(EXERCISE OBJECTIVE): Print every record below exactly as written.

============

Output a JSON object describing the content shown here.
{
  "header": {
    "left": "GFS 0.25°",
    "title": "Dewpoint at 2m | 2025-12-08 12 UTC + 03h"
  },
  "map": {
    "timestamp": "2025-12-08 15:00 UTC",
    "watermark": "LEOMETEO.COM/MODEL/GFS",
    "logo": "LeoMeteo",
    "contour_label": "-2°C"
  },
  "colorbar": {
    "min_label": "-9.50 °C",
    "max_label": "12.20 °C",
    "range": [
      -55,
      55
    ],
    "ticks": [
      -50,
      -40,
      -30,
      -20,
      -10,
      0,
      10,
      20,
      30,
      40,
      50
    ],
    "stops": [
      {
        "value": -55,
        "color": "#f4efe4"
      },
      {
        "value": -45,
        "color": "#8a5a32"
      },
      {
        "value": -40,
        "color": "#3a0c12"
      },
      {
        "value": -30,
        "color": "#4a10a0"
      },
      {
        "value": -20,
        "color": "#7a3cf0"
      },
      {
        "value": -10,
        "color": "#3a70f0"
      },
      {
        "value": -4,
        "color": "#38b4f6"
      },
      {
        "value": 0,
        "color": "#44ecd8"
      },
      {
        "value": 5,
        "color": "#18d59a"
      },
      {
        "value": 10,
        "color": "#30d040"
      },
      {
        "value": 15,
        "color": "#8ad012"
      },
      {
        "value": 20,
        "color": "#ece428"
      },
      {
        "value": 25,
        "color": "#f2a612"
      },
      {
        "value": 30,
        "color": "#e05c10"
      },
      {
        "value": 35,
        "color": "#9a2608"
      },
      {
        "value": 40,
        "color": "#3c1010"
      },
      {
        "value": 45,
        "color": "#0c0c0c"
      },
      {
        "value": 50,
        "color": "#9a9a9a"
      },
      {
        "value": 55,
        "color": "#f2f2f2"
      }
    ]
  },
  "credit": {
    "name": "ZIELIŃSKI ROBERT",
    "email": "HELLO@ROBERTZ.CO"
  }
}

============

(SOLUTION TO THE EXERCISE):
Output a JSON object describing the content shown here.
{
  "header": {
    "left": "GFS 0.25°",
    "title": "Dewpoint at 2m | 2025-12-08 12 UTC + 03h"
  },
  "map": {
    "timestamp": "2025-12-08 15:00 UTC",
    "watermark": "LEOMETEO.COM/MODEL/GFS",
    "logo": "LeoMeteo",
    "contour_label": "-2°C"
  },
  "colorbar": {
    "min_label": "-9.50 °C",
    "max_label": "12.20 °C",
    "range": [
      -55,
      55
    ],
    "ticks": [
      -50,
      -40,
      -30,
      -20,
      -10,
      0,
      10,
      20,
      30,
      40,
      50
    ],
    "stops": [
      {
        "value": -55,
        "color": "#f4efe4"
      },
      {
        "value": -45,
        "color": "#8a5a32"
      },
      {
        "value": -40,
        "color": "#3a0c12"
      },
      {
        "value": -30,
        "color": "#4a10a0"
      },
      {
        "value": -20,
        "color": "#7a3cf0"
      },
      {
        "value": -10,
        "color": "#3a70f0"
      },
      {
        "value": -4,
        "color": "#38b4f6"
      },
      {
        "value": 0,
        "color": "#44ecd8"
      },
      {
        "value": 5,
        "color": "#18d59a"
      },
      {
        "value": 10,
        "color": "#30d040"
      },
      {
        "value": 15,
        "color": "#8ad012"
      },
      {
        "value": 20,
        "color": "#ece428"
      },
      {
        "value": 25,
        "color": "#f2a612"
      },
      {
        "value": 30,
        "color": "#e05c10"
      },
      {
        "value": 35,
        "color": "#9a2608"
      },
      {
        "value": 40,
        "color": "#3c1010"
      },
      {
        "value": 45,
        "color": "#0c0c0c"
      },
      {
        "value": 50,
        "color": "#9a9a9a"
      },
      {
        "value": 55,
        "color": "#f2f2f2"
      }
    ]
  },
  "credit": {
    "name": "ZIELIŃSKI ROBERT",
    "email": "HELLO@ROBERTZ.CO"
  }
}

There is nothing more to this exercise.